[RECORDED INFORMATION start]

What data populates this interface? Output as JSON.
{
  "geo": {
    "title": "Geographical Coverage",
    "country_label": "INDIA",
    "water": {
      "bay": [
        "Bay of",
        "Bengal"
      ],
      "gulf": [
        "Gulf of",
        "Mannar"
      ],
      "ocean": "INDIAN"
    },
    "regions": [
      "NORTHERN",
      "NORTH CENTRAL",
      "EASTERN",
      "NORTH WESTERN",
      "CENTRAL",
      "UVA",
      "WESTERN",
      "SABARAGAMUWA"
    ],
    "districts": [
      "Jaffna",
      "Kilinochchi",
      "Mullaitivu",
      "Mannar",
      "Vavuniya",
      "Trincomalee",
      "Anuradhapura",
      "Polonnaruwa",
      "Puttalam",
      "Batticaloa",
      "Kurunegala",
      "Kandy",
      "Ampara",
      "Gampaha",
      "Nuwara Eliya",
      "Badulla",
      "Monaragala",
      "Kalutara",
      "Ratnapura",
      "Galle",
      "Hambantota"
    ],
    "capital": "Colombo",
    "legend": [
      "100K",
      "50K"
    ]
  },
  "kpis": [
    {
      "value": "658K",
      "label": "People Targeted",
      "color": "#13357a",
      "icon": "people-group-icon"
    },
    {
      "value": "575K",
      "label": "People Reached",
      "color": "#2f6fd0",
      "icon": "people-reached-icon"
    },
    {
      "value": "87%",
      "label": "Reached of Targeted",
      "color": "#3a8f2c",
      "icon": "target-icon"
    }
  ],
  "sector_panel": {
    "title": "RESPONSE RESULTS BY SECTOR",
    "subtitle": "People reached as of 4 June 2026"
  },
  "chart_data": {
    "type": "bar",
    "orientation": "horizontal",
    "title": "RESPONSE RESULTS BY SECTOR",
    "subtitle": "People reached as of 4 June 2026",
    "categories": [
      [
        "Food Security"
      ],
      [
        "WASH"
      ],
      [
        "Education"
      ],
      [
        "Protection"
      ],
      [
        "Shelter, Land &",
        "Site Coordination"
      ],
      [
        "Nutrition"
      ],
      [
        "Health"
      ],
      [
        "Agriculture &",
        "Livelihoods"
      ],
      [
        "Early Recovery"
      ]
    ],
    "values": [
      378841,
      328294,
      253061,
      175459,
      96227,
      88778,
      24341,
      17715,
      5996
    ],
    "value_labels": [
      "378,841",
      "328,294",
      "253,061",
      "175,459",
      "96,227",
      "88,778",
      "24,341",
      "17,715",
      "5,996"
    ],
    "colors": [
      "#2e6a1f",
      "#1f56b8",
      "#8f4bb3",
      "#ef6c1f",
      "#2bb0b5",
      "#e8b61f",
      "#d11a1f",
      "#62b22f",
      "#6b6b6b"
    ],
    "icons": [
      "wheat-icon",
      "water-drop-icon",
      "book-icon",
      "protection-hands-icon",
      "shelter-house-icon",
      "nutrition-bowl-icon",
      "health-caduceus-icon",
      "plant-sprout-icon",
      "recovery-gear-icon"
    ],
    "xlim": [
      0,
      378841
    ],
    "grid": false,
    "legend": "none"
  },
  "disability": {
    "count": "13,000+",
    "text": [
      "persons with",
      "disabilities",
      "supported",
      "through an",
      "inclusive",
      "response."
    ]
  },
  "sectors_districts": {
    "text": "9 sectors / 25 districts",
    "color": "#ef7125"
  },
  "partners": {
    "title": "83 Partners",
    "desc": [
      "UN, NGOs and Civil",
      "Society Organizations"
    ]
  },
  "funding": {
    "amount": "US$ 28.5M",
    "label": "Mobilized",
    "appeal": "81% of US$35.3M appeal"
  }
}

[RECORDED INFORMATION end]

» TASK INSTRUCTIONS:
Repeat all the records. Match each line exactly.

» REPLY TO THE TASK:
What data populates this interface? Output as JSON.
{
  "geo": {
    "title": "Geographical Coverage",
    "country_label": "INDIA",
    "water": {
      "bay": [
        "Bay of",
        "Bengal"
      ],
      "gulf": [
        "Gulf of",
        "Mannar"
      ],
      "ocean": "INDIAN"
    },
    "regions": [
      "NORTHERN",
      "NORTH CENTRAL",
      "EASTERN",
      "NORTH WESTERN",
      "CENTRAL",
      "UVA",
      "WESTERN",
      "SABARAGAMUWA"
    ],
    "districts": [
      "Jaffna",
      "Kilinochchi",
      "Mullaitivu",
      "Mannar",
      "Vavuniya",
      "Trincomalee",
      "Anuradhapura",
      "Polonnaruwa",
      "Puttalam",
      "Batticaloa",
      "Kurunegala",
      "Kandy",
      "Ampara",
      "Gampaha",
      "Nuwara Eliya",
      "Badulla",
      "Monaragala",
      "Kalutara",
      "Ratnapura",
      "Galle",
      "Hambantota"
    ],
    "capital": "Colombo",
    "legend": [
      "100K",
      "50K"
    ]
  },
  "kpis": [
    {
      "value": "658K",
      "label": "People Targeted",
      "color": "#13357a",
      "icon": "people-group-icon"
    },
    {
      "value": "575K",
      "label": "People Reached",
      "color": "#2f6fd0",
      "icon": "people-reached-icon"
    },
    {
      "value": "87%",
      "label": "Reached of Targeted",
      "color": "#3a8f2c",
      "icon": "target-icon"
    }
  ],
  "sector_panel": {
    "title": "RESPONSE RESULTS BY SECTOR",
    "subtitle": "People reached as of 4 June 2026"
  },
  "chart_data": {
    "type": "bar",
    "orientation": "horizontal",
    "title": "RESPONSE RESULTS BY SECTOR",
    "subtitle": "People reached as of 4 June 2026",
    "categories": [
      [
        "Food Security"
      ],
      [
        "WASH"
      ],
      [
        "Education"
      ],
      [
        "Protection"
      ],
      [
        "Shelter, Land &",
        "Site Coordination"
      ],
      [
        "Nutrition"
      ],
      [
        "Health"
      ],
      [
        "Agriculture &",
        "Livelihoods"
      ],
      [
        "Early Recovery"
      ]
    ],
    "values": [
      378841,
      328294,
      253061,
      175459,
      96227,
      88778,
      24341,
      17715,
      5996
    ],
    "value_labels": [
      "378,841",
      "328,294",
      "253,061",
      "175,459",
      "96,227",
      "88,778",
      "24,341",
      "17,715",
      "5,996"
    ],
    "colors": [
      "#2e6a1f",
      "#1f56b8",
      "#8f4bb3",
      "#ef6c1f",
      "#2bb0b5",
      "#e8b61f",
      "#d11a1f",
      "#62b22f",
      "#6b6b6b"
    ],
    "icons": [
      "wheat-icon",
      "water-drop-icon",
      "book-icon",
      "protection-hands-icon",
      "shelter-house-icon",
      "nutrition-bowl-icon",
      "health-caduceus-icon",
      "plant-sprout-icon",
      "recovery-gear-icon"
    ],
    "xlim": [
      0,
      378841
    ],
    "grid": false,
    "legend": "none"
  },
  "disability": {
    "count": "13,000+",
    "text": [
      "persons with",
      "disabilities",
      "supported",
      "through an",
      "inclusive",
      "response."
    ]
  },
  "sectors_districts": {
    "text": "9 sectors / 25 districts",
    "color": "#ef7125"
  },
  "partners": {
    "title": "83 Partners",
    "desc": [
      "UN, NGOs and Civil",
      "Society Organizations"
    ]
  },
  "funding": {
    "amount": "US$ 28.5M",
    "label": "Mobilized",
    "appeal": "81% of US$35.3M appeal"
  }
}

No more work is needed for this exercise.